* **TASKS FOR THIS EXERCISE**:
(A) Decide whether each statement agrees with the PolUkr Corpus Manager page, answering yes or no and quoting the deciding words: (i) texts in the corpus are divided into monolingual and parallel ones; (ii) categories are arranged as a flat list; (iii) a parallel text is tied to exactly one monolingual text.
(B) According to the PolUkr Corpus Manager page, who coordinated the Polish-Ukrainian Parallel Corpus project?
(C) Proceed with the PolUkr Corpus Manager page from the point where it stops.

* **SOURCE EXTRACT**:
PolUkr corpus manager


Corpus Architecture

Getting the program


PolUkr Corpus Manager is a tool for creating, editing and querying  parallel corpora. It was creates within the Polish-Ukrainian Parallel Corpus project (coordinated by dr Natalia Kotsyba).

Corpus Architecture

PolUkr corpus basically consist of texts, categories, text alignments and search indexes. Texts are in turn subdivided into monolingual (i.e. Ukrainian or Polish) and parallel. A parallel text is associated with one or more  monolingual texts - the original and the translations. Each text can be associated with meta-information, such as name, description, author, year of publishing, editions, etc.

Parallel texts are organized into categories. A category act a symbolic label for text and serves for grouping texts by some criteria. Criteria may include, for example, quality of original text (e.g. poor, proof-read, electronic), genre (literature or text-book), time of creation, and so on. Categories are organized in a tree; the corpus itself is  the root category.

* **SUPPLIED INFORMATION**:
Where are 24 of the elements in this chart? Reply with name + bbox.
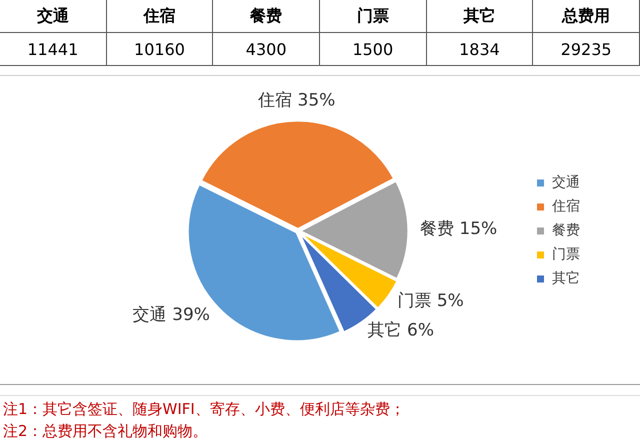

* **SET OF ANSWERS**:
(A)
(i) Yes: "Texts are in turn subdivided into monolingual (i.e. Ukrainian or Polish) and parallel."
(ii) No: "Categories are organized in a tree"
(iii) No: "one or more"

(B) Dr Natalia Kotsyba.

(C)
Within a parallel text, monolinngual texts may be aligned on the per-sentence basis. Data for such an alignment may come from external programs (such as Hunalign), or from embedded sentence aligner. Moreover, after loading (or otherwise obtaining) alignment data into memory, the users can modify  it with intuitive editor.

Corpus Manager 

Corpus Query 

Corpus Query tool provides a means for querying parallel corpus. The user can search information based on word lemmas, grammatical tags or meta-information. For each of the three, regular expressions can be used.

The search results are presented in two synchronized tables - one for Ukrainian and the other one for Polish part. Selecting some piece of information in one part automatically scrolls the other to the corresponding place. 

Getting the Program

For questions about getting PolUkr please ask dr Natalia Kotsyba (gnatko@gmail.com).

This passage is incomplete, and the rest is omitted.